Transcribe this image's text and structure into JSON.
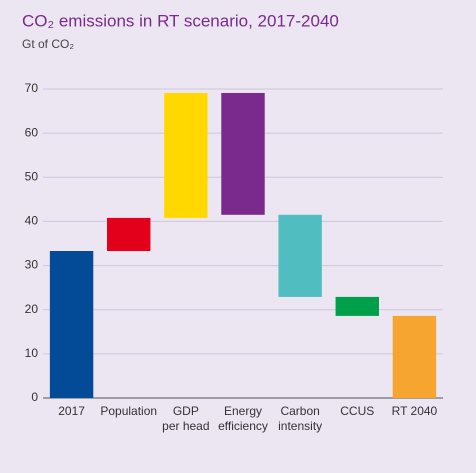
{
  "chart_data": {
    "type": "waterfall",
    "title": "CO₂ emissions in RT scenario, 2017-2040",
    "subtitle": "Gt of CO₂",
    "categories": [
      "2017",
      "Population",
      "GDP\nper head",
      "Energy\nefficiency",
      "Carbon\nintensity",
      "CCUS",
      "RT 2040"
    ],
    "values": [
      33.3,
      7.5,
      28.3,
      -27.6,
      -18.6,
      -4.3,
      18.6
    ],
    "measure": [
      "absolute",
      "relative",
      "relative",
      "relative",
      "relative",
      "relative",
      "absolute"
    ],
    "colors": [
      "#034b96",
      "#e2001a",
      "#ffd800",
      "#7a2a8c",
      "#50bec1",
      "#00a04b",
      "#f6a530"
    ],
    "ylim": [
      0,
      70
    ],
    "yticks": [
      0,
      10,
      20,
      30,
      40,
      50,
      60,
      70
    ],
    "grid": true
  }
}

PROBLEM STATEMENT: Skip every picture and transcribe the data above exactly.

ANSWER TO THIS EXERCISE:
Transcribe this image's text and structure into JSON.
{
  "chart_data": {
    "type": "waterfall",
    "title": "CO₂ emissions in RT scenario, 2017-2040",
    "subtitle": "Gt of CO₂",
    "categories": [
      "2017",
      "Population",
      "GDP\nper head",
      "Energy\nefficiency",
      "Carbon\nintensity",
      "CCUS",
      "RT 2040"
    ],
    "values": [
      33.3,
      7.5,
      28.3,
      -27.6,
      -18.6,
      -4.3,
      18.6
    ],
    "measure": [
      "absolute",
      "relative",
      "relative",
      "relative",
      "relative",
      "relative",
      "absolute"
    ],
    "colors": [
      "#034b96",
      "#e2001a",
      "#ffd800",
      "#7a2a8c",
      "#50bec1",
      "#00a04b",
      "#f6a530"
    ],
    "ylim": [
      0,
      70
    ],
    "yticks": [
      0,
      10,
      20,
      30,
      40,
      50,
      60,
      70
    ],
    "grid": true
  }
}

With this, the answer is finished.